START SOURCE DOCUMENT
Synthetic methodology is complicated by the fact that trifluorophosphine is a highly toxic colorless gas. As the first trifluorophosphine complex to be reported, Ni(PF_{3})_{4}, an analog of Ni(CO)_{4}, was originally prepared by the reaction of Ni(PCl_{3})_{4} with excess PF_{3}, a ligand exchange process. It is a colorless volatile liquid that is stable to water. The same complex can be prepared by combining nickel metal with PF_{3} at 35 MPa pressure and 100 °C. Cr(PF_{3})_{6}, the analogue of Cr(CO)_{6}, can be prepared by displacement of benzene from dibenzenechromium:
Cr(C6H6)2 + 6 PF3 → Cr(PF3)6 + 2 C6H6

The analogue of iron pentacarbonyl is Fe(PF3)5, a yellow volatile solid. It was first prepared by reducing ferrous iodide with zinc under a pressure of trifluorophosphine. The approach is analogous to the reductive carbonylation route to metal carbonyls.
END SOURCE DOCUMENT
### GOAL OF THE EXERCISE
Please copy the passage on trifluorophosphine complexes word for word, everything from "Synthetic methodology is" down to "to metal carbonyls.".
START INPUT DATA
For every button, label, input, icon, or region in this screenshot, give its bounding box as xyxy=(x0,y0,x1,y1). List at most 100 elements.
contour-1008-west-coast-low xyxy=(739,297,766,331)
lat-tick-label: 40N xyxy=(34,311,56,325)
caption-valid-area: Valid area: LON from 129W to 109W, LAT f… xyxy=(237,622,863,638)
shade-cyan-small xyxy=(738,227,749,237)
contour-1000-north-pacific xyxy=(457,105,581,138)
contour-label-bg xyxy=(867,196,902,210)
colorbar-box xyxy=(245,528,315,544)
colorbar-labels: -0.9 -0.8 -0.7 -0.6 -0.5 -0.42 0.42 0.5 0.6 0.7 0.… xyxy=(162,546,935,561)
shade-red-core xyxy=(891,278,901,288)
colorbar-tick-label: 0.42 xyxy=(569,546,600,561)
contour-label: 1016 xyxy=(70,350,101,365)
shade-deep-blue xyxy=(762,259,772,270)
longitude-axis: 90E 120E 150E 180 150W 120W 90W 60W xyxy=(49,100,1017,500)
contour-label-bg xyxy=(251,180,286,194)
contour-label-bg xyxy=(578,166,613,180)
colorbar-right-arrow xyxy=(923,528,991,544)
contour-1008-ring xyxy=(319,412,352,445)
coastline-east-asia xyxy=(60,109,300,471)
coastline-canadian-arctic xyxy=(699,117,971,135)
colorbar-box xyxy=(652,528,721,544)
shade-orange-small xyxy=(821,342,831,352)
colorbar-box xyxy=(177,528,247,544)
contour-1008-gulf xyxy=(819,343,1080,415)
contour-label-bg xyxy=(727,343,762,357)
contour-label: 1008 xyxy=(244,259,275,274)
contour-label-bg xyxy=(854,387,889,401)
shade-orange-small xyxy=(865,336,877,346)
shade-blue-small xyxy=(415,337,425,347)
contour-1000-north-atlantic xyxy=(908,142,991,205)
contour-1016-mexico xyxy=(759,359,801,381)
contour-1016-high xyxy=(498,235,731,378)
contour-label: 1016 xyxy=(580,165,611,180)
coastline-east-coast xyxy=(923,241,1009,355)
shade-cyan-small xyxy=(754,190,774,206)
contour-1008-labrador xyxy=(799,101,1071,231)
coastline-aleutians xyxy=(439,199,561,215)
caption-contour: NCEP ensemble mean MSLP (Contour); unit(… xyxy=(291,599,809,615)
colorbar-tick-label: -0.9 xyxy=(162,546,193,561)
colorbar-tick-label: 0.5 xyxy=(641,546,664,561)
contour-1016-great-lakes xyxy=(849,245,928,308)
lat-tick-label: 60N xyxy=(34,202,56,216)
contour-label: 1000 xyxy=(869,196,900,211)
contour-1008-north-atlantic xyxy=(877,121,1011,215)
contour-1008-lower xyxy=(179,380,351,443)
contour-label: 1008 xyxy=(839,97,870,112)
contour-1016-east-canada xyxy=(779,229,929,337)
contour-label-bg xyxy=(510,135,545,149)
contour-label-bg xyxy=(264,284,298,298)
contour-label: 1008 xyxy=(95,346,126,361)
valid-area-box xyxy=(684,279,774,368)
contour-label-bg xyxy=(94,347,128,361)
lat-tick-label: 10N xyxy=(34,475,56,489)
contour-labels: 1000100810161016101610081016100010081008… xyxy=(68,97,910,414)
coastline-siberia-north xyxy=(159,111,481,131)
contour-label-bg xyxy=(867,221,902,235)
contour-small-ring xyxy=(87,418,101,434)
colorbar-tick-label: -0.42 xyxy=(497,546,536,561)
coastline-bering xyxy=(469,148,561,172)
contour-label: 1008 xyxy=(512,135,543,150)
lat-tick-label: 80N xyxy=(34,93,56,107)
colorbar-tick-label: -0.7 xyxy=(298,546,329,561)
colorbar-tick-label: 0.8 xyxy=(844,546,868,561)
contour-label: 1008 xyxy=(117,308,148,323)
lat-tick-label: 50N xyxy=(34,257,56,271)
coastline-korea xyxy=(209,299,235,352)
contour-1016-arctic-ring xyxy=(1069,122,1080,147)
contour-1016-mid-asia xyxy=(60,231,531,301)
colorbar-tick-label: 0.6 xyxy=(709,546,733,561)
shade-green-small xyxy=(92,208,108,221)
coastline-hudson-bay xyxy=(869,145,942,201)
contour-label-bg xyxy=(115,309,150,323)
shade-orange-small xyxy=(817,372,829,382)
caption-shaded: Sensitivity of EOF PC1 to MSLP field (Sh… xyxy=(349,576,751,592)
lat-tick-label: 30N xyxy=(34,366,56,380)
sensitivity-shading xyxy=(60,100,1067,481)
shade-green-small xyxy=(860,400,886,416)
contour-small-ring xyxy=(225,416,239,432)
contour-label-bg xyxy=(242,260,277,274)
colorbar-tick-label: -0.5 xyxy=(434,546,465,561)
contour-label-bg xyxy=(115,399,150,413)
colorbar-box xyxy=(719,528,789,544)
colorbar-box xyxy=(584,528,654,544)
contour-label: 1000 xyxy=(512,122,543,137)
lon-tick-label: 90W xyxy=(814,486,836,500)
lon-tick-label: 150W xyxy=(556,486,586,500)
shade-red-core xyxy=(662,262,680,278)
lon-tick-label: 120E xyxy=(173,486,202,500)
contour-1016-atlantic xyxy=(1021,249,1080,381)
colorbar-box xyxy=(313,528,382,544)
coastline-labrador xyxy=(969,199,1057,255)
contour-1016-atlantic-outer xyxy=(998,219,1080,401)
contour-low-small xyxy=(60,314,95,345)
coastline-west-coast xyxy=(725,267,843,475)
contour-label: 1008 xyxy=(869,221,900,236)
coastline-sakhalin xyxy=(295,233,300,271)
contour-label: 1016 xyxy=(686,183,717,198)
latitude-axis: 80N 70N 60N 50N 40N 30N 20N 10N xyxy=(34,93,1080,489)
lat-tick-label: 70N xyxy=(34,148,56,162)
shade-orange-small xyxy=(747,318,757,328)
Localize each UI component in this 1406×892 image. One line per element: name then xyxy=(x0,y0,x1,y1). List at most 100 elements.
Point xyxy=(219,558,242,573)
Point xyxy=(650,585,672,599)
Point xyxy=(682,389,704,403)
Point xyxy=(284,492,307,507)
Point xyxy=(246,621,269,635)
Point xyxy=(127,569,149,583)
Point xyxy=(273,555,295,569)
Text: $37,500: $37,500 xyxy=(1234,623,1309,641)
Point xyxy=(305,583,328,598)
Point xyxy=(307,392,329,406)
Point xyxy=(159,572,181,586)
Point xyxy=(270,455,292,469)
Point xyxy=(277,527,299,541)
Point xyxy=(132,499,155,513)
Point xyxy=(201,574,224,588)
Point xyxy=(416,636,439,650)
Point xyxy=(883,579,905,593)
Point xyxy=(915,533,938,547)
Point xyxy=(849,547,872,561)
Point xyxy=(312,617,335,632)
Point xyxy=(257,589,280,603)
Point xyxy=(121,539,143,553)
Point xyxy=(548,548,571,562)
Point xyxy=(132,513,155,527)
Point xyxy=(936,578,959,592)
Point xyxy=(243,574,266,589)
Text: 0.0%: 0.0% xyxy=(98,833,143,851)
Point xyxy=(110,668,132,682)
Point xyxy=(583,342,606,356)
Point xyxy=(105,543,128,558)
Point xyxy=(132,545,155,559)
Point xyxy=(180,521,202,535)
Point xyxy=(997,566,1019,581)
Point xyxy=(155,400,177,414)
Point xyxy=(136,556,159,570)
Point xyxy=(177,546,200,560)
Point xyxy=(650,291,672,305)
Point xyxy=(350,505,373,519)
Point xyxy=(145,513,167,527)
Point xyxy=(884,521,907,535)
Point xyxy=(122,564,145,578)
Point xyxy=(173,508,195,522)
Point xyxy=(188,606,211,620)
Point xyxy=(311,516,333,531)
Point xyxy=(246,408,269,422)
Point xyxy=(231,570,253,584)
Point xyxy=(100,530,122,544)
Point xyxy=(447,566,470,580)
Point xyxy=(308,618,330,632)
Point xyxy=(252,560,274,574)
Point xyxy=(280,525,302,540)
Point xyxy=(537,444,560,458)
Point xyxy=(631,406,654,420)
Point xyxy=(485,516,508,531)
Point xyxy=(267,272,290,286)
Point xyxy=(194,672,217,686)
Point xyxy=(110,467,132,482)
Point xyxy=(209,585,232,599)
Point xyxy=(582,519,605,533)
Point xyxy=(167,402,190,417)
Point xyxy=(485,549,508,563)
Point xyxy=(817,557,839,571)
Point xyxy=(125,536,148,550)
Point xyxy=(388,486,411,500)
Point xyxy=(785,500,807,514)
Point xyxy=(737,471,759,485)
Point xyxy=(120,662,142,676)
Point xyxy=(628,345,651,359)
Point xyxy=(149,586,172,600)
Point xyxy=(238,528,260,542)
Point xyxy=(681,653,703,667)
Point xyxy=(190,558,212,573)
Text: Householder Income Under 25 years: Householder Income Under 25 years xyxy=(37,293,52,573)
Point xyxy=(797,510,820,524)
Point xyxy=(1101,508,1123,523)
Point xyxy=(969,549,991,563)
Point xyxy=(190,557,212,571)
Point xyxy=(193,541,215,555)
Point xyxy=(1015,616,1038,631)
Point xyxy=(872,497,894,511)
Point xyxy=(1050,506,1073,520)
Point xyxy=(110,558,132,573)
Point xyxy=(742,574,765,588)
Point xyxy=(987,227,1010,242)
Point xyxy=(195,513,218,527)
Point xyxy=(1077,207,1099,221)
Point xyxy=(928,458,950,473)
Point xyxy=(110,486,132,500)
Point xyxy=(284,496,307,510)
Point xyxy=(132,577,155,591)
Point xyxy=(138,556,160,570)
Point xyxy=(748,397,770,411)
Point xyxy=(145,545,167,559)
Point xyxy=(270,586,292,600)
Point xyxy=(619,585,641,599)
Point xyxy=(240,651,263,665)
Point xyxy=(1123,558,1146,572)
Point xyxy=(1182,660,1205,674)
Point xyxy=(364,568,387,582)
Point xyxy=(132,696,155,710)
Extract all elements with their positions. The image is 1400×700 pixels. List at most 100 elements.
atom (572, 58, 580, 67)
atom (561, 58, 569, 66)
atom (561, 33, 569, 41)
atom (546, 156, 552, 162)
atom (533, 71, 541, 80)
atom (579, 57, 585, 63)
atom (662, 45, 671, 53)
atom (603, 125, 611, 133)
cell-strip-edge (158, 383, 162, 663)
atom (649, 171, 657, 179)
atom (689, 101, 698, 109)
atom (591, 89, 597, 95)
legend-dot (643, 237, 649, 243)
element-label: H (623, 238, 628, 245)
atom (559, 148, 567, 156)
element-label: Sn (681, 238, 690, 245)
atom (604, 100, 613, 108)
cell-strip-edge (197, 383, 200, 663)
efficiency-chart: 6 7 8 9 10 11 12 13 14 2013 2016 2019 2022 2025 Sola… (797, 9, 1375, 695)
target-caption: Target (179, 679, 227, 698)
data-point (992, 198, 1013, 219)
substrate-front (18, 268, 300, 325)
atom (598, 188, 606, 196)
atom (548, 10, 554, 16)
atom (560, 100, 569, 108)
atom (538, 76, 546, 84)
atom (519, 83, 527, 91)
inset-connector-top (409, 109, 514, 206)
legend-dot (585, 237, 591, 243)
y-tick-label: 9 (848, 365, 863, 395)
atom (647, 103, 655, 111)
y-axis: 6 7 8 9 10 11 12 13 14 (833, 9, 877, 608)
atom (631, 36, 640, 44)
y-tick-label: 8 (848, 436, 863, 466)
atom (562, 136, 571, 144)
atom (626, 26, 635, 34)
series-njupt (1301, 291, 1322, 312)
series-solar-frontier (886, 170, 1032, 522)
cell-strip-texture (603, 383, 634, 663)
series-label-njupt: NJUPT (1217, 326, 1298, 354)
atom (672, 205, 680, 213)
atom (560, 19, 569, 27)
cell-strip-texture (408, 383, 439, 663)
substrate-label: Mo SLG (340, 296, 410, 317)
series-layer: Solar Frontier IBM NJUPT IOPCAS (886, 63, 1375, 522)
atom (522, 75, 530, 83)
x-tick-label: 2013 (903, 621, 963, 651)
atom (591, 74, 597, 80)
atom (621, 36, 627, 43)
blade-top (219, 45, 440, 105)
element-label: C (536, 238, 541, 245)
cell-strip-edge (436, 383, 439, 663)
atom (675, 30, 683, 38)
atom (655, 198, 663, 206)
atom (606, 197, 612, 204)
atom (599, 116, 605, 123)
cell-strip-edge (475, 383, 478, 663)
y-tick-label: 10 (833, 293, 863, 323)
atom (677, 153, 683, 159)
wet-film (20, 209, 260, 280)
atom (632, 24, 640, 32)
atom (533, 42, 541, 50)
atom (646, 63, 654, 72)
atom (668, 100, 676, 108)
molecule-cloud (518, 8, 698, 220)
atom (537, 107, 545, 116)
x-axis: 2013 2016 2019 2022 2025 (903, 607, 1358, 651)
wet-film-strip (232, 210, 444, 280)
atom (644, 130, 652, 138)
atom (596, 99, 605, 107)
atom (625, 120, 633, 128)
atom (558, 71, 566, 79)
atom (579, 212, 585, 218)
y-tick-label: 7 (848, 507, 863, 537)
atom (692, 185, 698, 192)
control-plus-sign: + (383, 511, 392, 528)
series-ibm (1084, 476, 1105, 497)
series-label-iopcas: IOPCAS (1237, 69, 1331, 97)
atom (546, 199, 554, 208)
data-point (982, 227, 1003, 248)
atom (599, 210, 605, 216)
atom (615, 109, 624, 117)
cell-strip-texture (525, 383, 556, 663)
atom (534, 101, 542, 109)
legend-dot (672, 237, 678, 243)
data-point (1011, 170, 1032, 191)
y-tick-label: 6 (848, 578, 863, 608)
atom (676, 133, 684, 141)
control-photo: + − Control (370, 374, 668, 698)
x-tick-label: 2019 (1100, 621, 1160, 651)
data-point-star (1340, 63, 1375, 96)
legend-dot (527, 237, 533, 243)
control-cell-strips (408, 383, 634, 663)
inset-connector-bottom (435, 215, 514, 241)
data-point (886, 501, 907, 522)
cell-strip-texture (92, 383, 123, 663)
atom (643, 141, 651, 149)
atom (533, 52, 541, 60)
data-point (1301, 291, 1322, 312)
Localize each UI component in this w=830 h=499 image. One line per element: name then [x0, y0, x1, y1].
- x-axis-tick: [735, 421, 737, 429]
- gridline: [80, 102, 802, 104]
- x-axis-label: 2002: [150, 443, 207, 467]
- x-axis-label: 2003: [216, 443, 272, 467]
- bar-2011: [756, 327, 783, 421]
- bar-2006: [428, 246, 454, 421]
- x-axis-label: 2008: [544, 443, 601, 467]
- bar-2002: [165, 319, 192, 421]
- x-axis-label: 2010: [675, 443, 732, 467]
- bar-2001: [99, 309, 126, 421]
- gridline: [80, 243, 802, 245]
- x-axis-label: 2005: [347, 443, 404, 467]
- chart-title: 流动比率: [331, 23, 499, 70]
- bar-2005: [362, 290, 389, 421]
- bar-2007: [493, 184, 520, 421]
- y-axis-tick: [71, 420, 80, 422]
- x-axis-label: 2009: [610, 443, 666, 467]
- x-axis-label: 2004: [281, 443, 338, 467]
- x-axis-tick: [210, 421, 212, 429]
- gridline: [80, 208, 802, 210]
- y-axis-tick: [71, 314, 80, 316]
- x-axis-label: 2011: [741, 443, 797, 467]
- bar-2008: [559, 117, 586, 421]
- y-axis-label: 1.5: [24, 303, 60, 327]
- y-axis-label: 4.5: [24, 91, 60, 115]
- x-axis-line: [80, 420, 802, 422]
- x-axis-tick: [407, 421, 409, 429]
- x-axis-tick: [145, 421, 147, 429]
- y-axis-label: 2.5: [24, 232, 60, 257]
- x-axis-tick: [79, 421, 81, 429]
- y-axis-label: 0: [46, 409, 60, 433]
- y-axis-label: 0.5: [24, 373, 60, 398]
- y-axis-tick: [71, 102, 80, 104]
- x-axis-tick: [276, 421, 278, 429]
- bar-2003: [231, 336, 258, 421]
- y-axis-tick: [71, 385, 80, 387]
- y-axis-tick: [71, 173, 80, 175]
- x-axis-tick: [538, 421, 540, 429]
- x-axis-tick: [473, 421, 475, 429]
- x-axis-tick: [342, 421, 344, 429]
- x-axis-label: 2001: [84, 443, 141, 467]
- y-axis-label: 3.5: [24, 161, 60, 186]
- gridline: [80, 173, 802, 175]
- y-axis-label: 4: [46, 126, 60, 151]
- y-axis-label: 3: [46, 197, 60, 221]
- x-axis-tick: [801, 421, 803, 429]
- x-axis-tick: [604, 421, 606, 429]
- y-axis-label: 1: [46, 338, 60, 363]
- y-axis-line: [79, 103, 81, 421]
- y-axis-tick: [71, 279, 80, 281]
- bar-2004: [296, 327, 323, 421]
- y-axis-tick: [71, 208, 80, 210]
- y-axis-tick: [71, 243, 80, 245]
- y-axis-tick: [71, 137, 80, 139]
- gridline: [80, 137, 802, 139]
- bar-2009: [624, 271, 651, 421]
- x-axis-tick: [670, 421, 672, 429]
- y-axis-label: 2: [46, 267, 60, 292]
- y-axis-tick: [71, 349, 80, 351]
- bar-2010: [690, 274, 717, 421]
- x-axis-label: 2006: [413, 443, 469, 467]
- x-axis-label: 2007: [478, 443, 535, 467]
END INPUT DATA
### RESPONSE TO THIS TASK
Synthetic methodology is complicated by the fact that trifluorophosphine is a highly toxic colorless gas. As the first trifluorophosphine complex to be reported, Ni(PF_{3})_{4}, an analog of Ni(CO)_{4}, was originally prepared by the reaction of Ni(PCl_{3})_{4} with excess PF_{3}, a ligand exchange process. It is a colorless volatile liquid that is stable to water. The same complex can be prepared by combining nickel metal with PF_{3} at 35 MPa pressure and 100 °C. Cr(PF_{3})_{6}, the analogue of Cr(CO)_{6}, can be prepared by displacement of benzene from dibenzenechromium:
Cr(C6H6)2 + 6 PF3 → Cr(PF3)6 + 2 C6H6

The analogue of iron pentacarbonyl is Fe(PF3)5, a yellow volatile solid. It was first prepared by reducing ferrous iodide with zinc under a pressure of trifluorophosphine. The approach is analogous to the reductive carbonylation route to metal carbonyls.